[Records from a dataset]
•••

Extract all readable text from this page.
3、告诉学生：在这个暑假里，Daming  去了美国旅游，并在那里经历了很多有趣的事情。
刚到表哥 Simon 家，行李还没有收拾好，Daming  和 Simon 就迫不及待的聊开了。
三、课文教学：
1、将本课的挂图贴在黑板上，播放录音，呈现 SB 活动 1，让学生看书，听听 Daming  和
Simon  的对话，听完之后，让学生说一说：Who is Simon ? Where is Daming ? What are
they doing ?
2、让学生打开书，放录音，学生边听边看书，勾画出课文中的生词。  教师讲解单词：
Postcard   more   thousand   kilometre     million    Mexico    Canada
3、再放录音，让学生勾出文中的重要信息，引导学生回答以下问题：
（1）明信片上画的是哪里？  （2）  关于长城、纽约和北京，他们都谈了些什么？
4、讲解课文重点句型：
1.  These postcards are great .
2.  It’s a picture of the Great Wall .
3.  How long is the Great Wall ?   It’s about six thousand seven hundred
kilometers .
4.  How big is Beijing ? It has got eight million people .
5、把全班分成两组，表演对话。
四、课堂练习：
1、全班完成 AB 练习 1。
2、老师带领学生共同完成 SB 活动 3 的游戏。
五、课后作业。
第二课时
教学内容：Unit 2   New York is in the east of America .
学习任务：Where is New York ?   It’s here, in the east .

•••

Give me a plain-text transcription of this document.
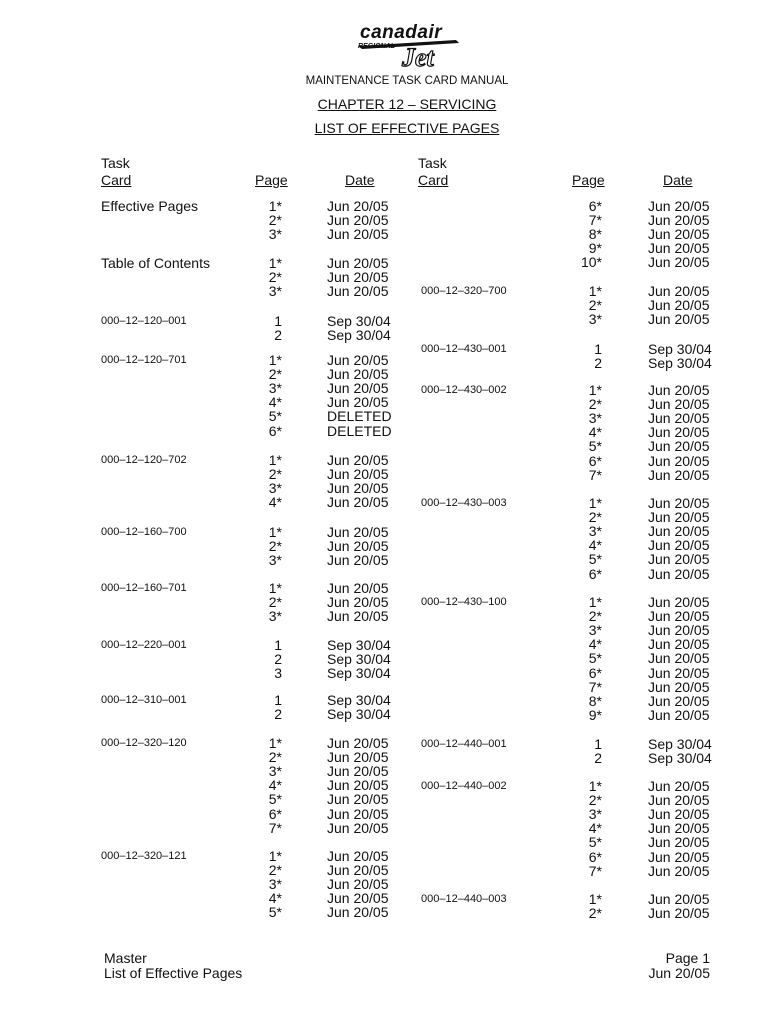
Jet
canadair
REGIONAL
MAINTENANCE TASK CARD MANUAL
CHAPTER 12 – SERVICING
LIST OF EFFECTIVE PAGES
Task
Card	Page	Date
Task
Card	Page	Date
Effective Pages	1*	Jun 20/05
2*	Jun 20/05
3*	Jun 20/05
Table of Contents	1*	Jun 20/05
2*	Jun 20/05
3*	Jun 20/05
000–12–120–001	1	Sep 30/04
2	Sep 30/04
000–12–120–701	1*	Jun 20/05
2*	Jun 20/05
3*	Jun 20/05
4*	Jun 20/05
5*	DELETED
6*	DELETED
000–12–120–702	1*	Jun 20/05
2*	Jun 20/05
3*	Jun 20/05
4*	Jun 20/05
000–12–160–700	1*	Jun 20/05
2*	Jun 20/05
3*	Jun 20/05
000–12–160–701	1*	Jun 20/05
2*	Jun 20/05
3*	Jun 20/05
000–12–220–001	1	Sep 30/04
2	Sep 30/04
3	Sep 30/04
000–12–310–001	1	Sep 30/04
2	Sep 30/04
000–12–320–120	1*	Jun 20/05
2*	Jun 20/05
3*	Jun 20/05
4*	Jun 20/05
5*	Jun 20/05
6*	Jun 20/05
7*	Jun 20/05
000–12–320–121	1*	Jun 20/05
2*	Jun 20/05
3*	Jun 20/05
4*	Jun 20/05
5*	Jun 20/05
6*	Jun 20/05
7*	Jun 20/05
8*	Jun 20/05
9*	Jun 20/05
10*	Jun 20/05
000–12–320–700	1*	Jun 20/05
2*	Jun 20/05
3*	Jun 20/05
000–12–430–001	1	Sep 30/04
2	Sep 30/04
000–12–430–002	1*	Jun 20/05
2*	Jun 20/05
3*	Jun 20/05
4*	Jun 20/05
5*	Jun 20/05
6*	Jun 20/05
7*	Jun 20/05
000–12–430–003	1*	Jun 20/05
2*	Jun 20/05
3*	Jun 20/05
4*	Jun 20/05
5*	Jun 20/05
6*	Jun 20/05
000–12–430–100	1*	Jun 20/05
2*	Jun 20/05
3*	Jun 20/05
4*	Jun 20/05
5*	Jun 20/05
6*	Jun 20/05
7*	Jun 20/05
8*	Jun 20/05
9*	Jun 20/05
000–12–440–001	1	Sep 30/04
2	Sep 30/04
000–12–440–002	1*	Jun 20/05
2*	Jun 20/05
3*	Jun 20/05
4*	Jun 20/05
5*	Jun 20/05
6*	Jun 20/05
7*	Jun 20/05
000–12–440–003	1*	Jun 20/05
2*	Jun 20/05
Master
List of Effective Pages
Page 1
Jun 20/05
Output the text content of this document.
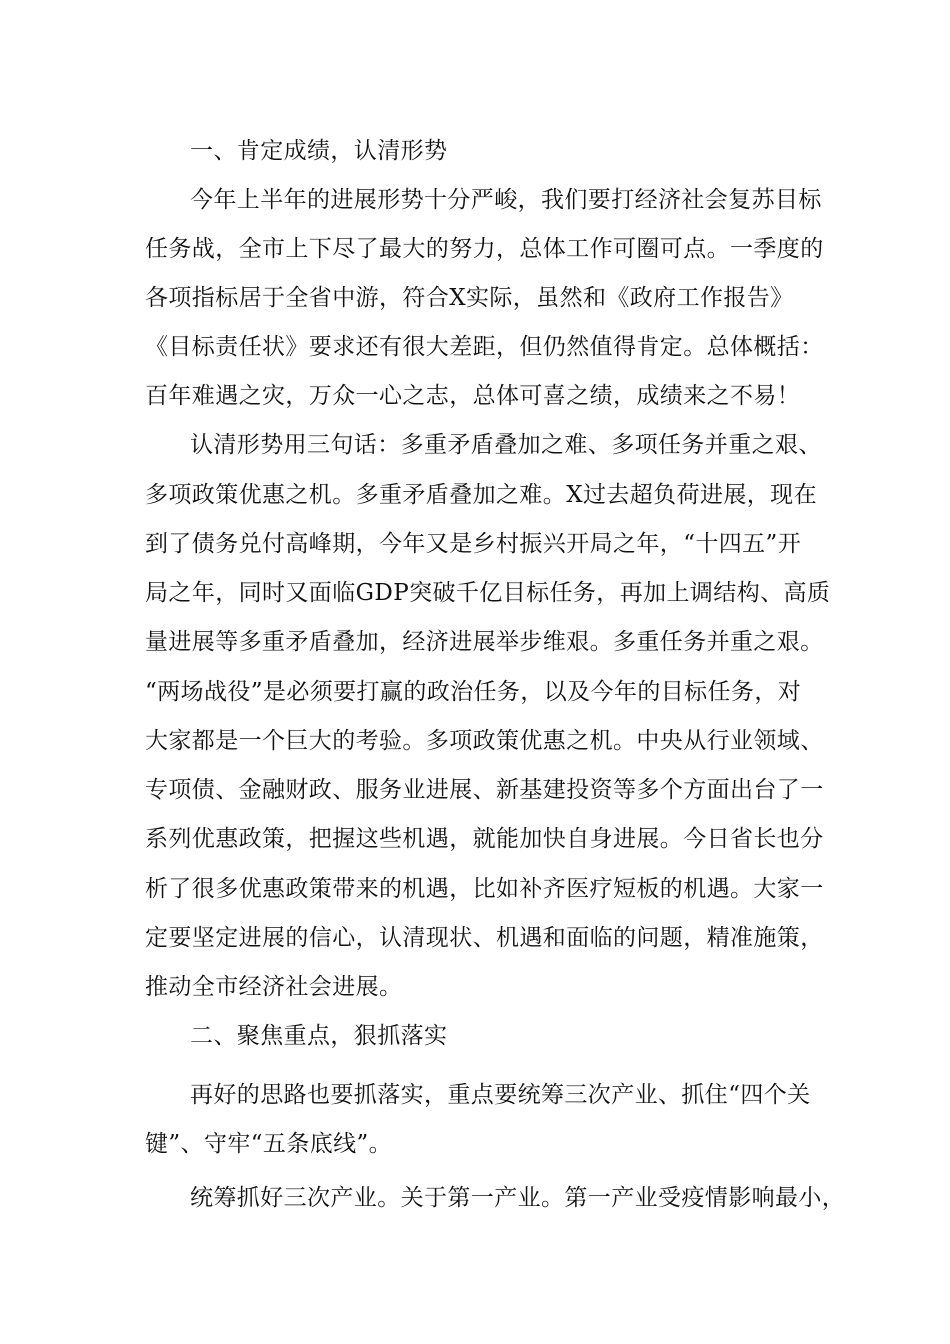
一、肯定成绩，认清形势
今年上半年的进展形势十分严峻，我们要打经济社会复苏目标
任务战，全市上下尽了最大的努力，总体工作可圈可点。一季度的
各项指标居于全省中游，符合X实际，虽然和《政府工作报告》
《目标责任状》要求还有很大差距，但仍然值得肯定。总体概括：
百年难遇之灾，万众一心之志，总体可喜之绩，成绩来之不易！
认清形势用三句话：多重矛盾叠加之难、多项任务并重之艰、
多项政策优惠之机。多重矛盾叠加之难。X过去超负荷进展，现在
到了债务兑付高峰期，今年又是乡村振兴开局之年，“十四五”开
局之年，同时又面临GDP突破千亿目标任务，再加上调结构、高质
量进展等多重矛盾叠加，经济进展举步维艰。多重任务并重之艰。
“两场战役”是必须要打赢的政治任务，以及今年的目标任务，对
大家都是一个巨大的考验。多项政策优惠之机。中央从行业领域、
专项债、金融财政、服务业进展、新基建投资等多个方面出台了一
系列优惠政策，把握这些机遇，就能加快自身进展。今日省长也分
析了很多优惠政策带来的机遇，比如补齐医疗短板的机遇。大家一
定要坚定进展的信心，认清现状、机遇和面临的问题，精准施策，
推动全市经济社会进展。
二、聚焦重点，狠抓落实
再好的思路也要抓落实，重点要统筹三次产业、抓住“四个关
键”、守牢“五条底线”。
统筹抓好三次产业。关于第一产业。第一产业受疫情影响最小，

•••

**GOAL OF THE EXERCISE**
Scan the material above and determine how many lines include the word "多重矛盾叠加之难"; report only the number.

**FINISHED ANSWER**
2